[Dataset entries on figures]
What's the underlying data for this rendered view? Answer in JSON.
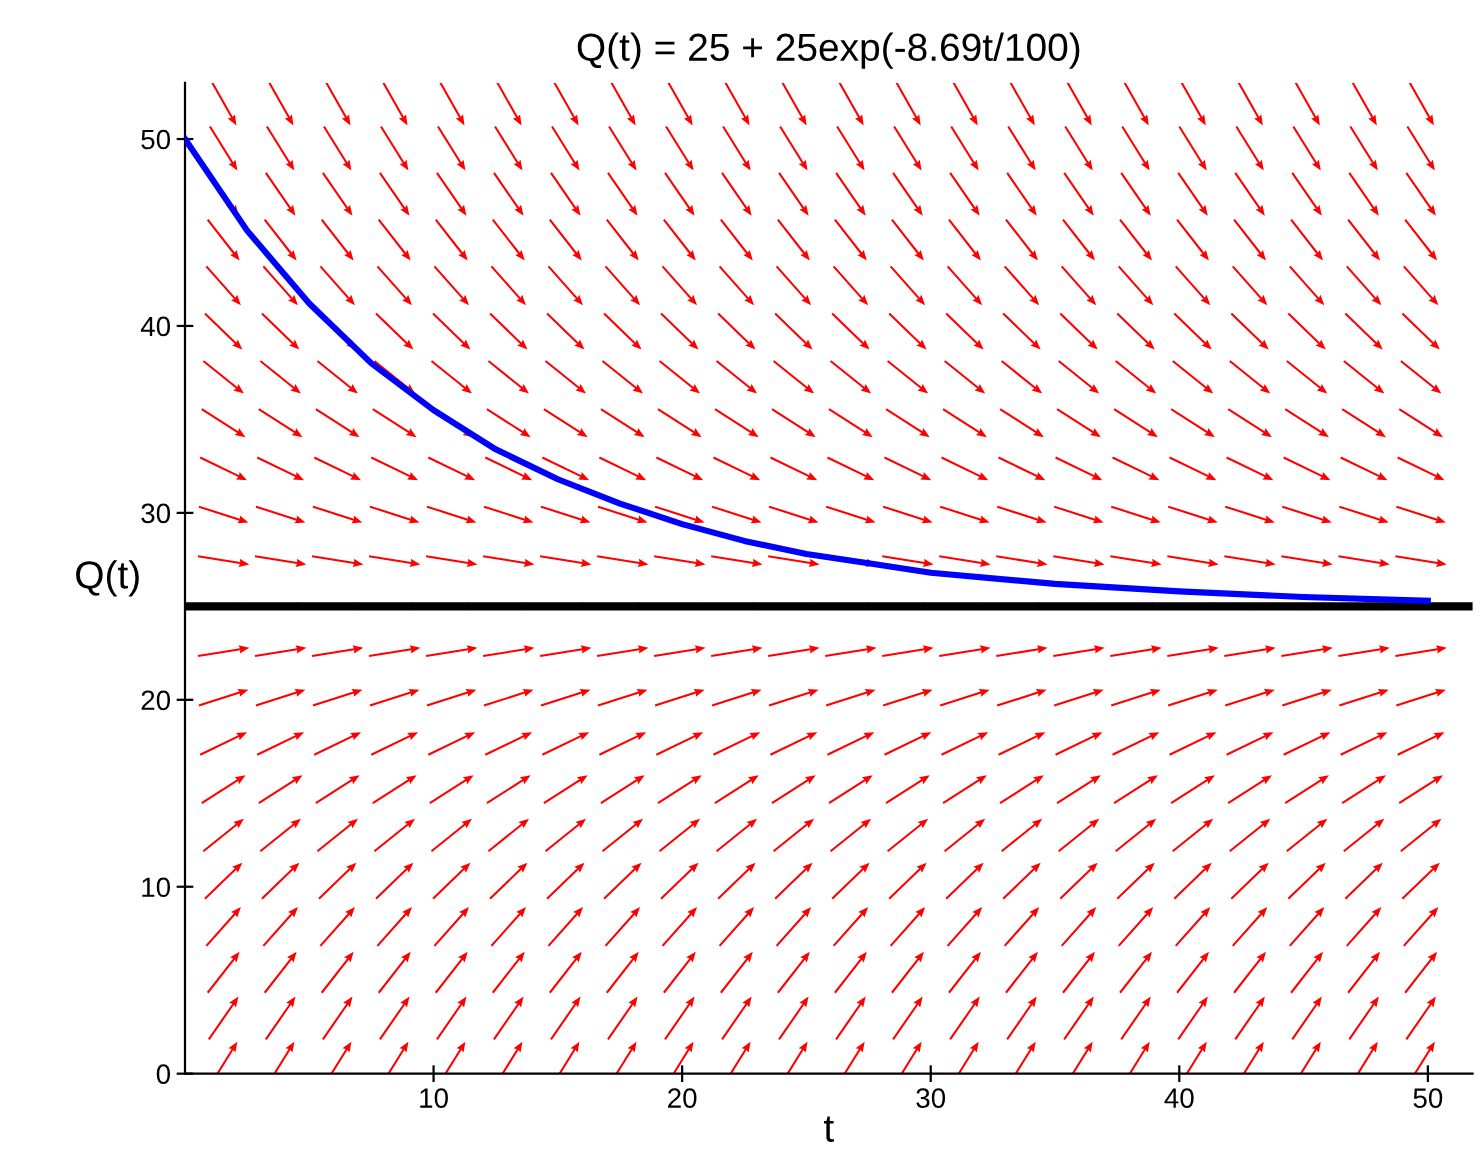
{
  "chart_data": {
    "type": "line",
    "title": "Q(t) = 25 + 25exp(-8.69t/100)",
    "xlabel": "t",
    "ylabel": "Q(t)",
    "xlim": [
      0,
      51.8
    ],
    "ylim": [
      0,
      53
    ],
    "xticks": [
      10,
      20,
      30,
      40,
      50
    ],
    "yticks": [
      0,
      10,
      20,
      30,
      40,
      50
    ],
    "grid": false,
    "legend": false,
    "series": [
      {
        "color": "#0000ff",
        "x": [
          0,
          2.5,
          5,
          7.5,
          10,
          12.5,
          15,
          17.5,
          20,
          22.5,
          25,
          27.5,
          30,
          35,
          40,
          45,
          50
        ],
        "values": [
          50,
          45.1,
          41.2,
          38.0,
          35.5,
          33.4,
          31.8,
          30.5,
          29.4,
          28.5,
          27.8,
          27.3,
          26.8,
          26.2,
          25.8,
          25.5,
          25.3
        ]
      }
    ],
    "ref_lines": [
      {
        "axis": "y",
        "value": 25,
        "color": "#000000",
        "line_style": "solid"
      }
    ]
  }
}
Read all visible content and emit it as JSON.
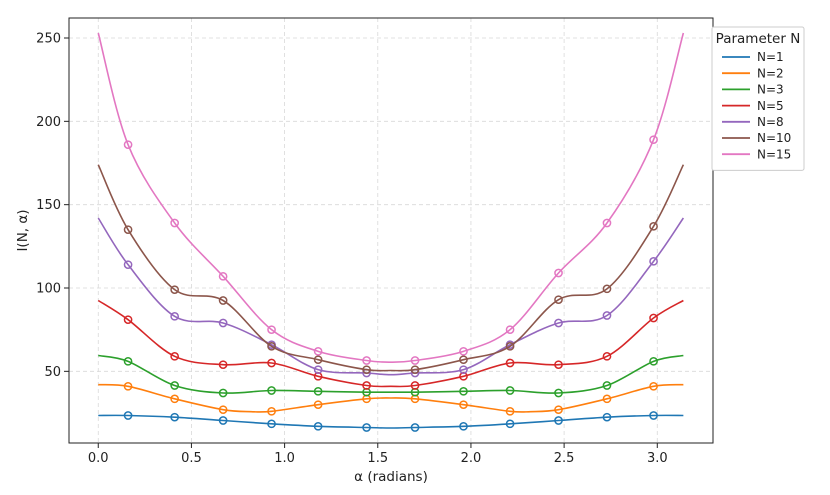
{
  "chart_data": {
    "type": "line",
    "xlabel": "α (radians)",
    "ylabel": "I(N, α)",
    "xlim": [
      -0.157,
      3.299
    ],
    "ylim": [
      7,
      262
    ],
    "xticks": [
      0.0,
      0.5,
      1.0,
      1.5,
      2.0,
      2.5,
      3.0
    ],
    "xtick_labels": [
      "0.0",
      "0.5",
      "1.0",
      "1.5",
      "2.0",
      "2.5",
      "3.0"
    ],
    "yticks": [
      50,
      100,
      150,
      200,
      250
    ],
    "ytick_labels": [
      "50",
      "100",
      "150",
      "200",
      "250"
    ],
    "grid": true,
    "legend": {
      "title": "Parameter N",
      "placement": "upper-right-outside"
    },
    "series": [
      {
        "name": "N=1",
        "color": "#1f77b4",
        "curve_x": [
          0.0,
          0.16,
          0.41,
          0.67,
          0.93,
          1.18,
          1.44,
          1.57,
          1.7,
          1.96,
          2.21,
          2.47,
          2.73,
          2.98,
          3.14
        ],
        "curve_y": [
          23.5,
          23.5,
          22.5,
          20.5,
          18.5,
          17.0,
          16.3,
          16.0,
          16.3,
          17.0,
          18.5,
          20.5,
          22.5,
          23.5,
          23.5
        ],
        "markers_x": [
          0.16,
          0.41,
          0.67,
          0.93,
          1.18,
          1.44,
          1.7,
          1.96,
          2.21,
          2.47,
          2.73,
          2.98
        ],
        "markers_y": [
          23.5,
          22.5,
          20.5,
          18.5,
          17.0,
          16.3,
          16.3,
          17.0,
          18.5,
          20.5,
          22.5,
          23.5
        ]
      },
      {
        "name": "N=2",
        "color": "#ff7f0e",
        "curve_x": [
          0.0,
          0.16,
          0.41,
          0.67,
          0.82,
          0.93,
          1.18,
          1.44,
          1.57,
          1.7,
          1.96,
          2.21,
          2.32,
          2.47,
          2.73,
          2.98,
          3.14
        ],
        "curve_y": [
          42.0,
          41.0,
          33.5,
          27.0,
          25.8,
          26.0,
          30.0,
          33.5,
          34.0,
          33.5,
          30.0,
          26.0,
          25.8,
          27.0,
          33.5,
          41.0,
          42.0
        ],
        "markers_x": [
          0.16,
          0.41,
          0.67,
          0.93,
          1.18,
          1.44,
          1.7,
          1.96,
          2.21,
          2.47,
          2.73,
          2.98
        ],
        "markers_y": [
          41.0,
          33.5,
          27.0,
          26.0,
          30.0,
          33.5,
          33.5,
          30.0,
          26.0,
          27.0,
          33.5,
          41.0
        ]
      },
      {
        "name": "N=3",
        "color": "#2ca02c",
        "curve_x": [
          0.0,
          0.16,
          0.41,
          0.67,
          0.93,
          1.18,
          1.44,
          1.57,
          1.7,
          1.96,
          2.21,
          2.47,
          2.73,
          2.98,
          3.14
        ],
        "curve_y": [
          59.5,
          56.0,
          41.5,
          37.0,
          38.5,
          38.0,
          37.5,
          37.5,
          37.5,
          38.0,
          38.5,
          37.0,
          41.5,
          56.0,
          59.5
        ],
        "markers_x": [
          0.16,
          0.41,
          0.67,
          0.93,
          1.18,
          1.44,
          1.7,
          1.96,
          2.21,
          2.47,
          2.73,
          2.98
        ],
        "markers_y": [
          56.0,
          41.5,
          37.0,
          38.5,
          38.0,
          37.5,
          37.5,
          38.0,
          38.5,
          37.0,
          41.5,
          56.0
        ]
      },
      {
        "name": "N=5",
        "color": "#d62728",
        "curve_x": [
          0.0,
          0.16,
          0.41,
          0.67,
          0.93,
          1.18,
          1.44,
          1.57,
          1.7,
          1.96,
          2.21,
          2.47,
          2.73,
          2.98,
          3.14
        ],
        "curve_y": [
          92.5,
          81.0,
          59.0,
          54.0,
          55.0,
          47.0,
          41.5,
          41.0,
          41.5,
          47.0,
          55.0,
          54.0,
          59.0,
          82.0,
          92.5
        ],
        "markers_x": [
          0.16,
          0.41,
          0.67,
          0.93,
          1.18,
          1.44,
          1.7,
          1.96,
          2.21,
          2.47,
          2.73,
          2.98
        ],
        "markers_y": [
          81.0,
          59.0,
          54.0,
          55.0,
          47.0,
          41.5,
          41.5,
          47.0,
          55.0,
          54.0,
          59.0,
          82.0
        ]
      },
      {
        "name": "N=8",
        "color": "#9467bd",
        "curve_x": [
          0.0,
          0.16,
          0.41,
          0.67,
          0.93,
          1.18,
          1.44,
          1.57,
          1.7,
          1.96,
          2.21,
          2.47,
          2.73,
          2.98,
          3.14
        ],
        "curve_y": [
          142.0,
          114.0,
          83.0,
          79.0,
          66.0,
          51.0,
          49.0,
          48.0,
          49.0,
          51.0,
          66.0,
          79.0,
          83.5,
          116.0,
          142.0
        ],
        "markers_x": [
          0.16,
          0.41,
          0.67,
          0.93,
          1.18,
          1.44,
          1.7,
          1.96,
          2.21,
          2.47,
          2.73,
          2.98
        ],
        "markers_y": [
          114.0,
          83.0,
          79.0,
          66.0,
          51.0,
          49.0,
          49.0,
          51.0,
          66.0,
          79.0,
          83.5,
          116.0
        ]
      },
      {
        "name": "N=10",
        "color": "#8c564b",
        "curve_x": [
          0.0,
          0.16,
          0.41,
          0.67,
          0.93,
          1.18,
          1.44,
          1.57,
          1.7,
          1.96,
          2.21,
          2.47,
          2.73,
          2.98,
          3.14
        ],
        "curve_y": [
          174.0,
          135.0,
          99.0,
          92.5,
          65.0,
          57.0,
          51.0,
          50.5,
          51.0,
          57.0,
          65.0,
          93.0,
          99.5,
          137.0,
          174.0
        ],
        "markers_x": [
          0.16,
          0.41,
          0.67,
          0.93,
          1.18,
          1.44,
          1.7,
          1.96,
          2.21,
          2.47,
          2.73,
          2.98
        ],
        "markers_y": [
          135.0,
          99.0,
          92.5,
          65.0,
          57.0,
          51.0,
          51.0,
          57.0,
          65.0,
          93.0,
          99.5,
          137.0
        ]
      },
      {
        "name": "N=15",
        "color": "#e377c2",
        "curve_x": [
          0.0,
          0.16,
          0.41,
          0.67,
          0.93,
          1.18,
          1.44,
          1.57,
          1.7,
          1.96,
          2.21,
          2.47,
          2.73,
          2.98,
          3.14
        ],
        "curve_y": [
          253.0,
          186.0,
          139.0,
          107.0,
          75.0,
          62.0,
          56.5,
          55.5,
          56.5,
          62.0,
          75.0,
          109.0,
          139.0,
          189.0,
          253.0
        ],
        "markers_x": [
          0.16,
          0.41,
          0.67,
          0.93,
          1.18,
          1.44,
          1.7,
          1.96,
          2.21,
          2.47,
          2.73,
          2.98
        ],
        "markers_y": [
          186.0,
          139.0,
          107.0,
          75.0,
          62.0,
          56.5,
          56.5,
          62.0,
          75.0,
          109.0,
          139.0,
          189.0
        ]
      }
    ]
  }
}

# [WHAT THE EXERCISE ASKS]
Give only the number of lines that include the word "name".

# [FINISHED TASK]
7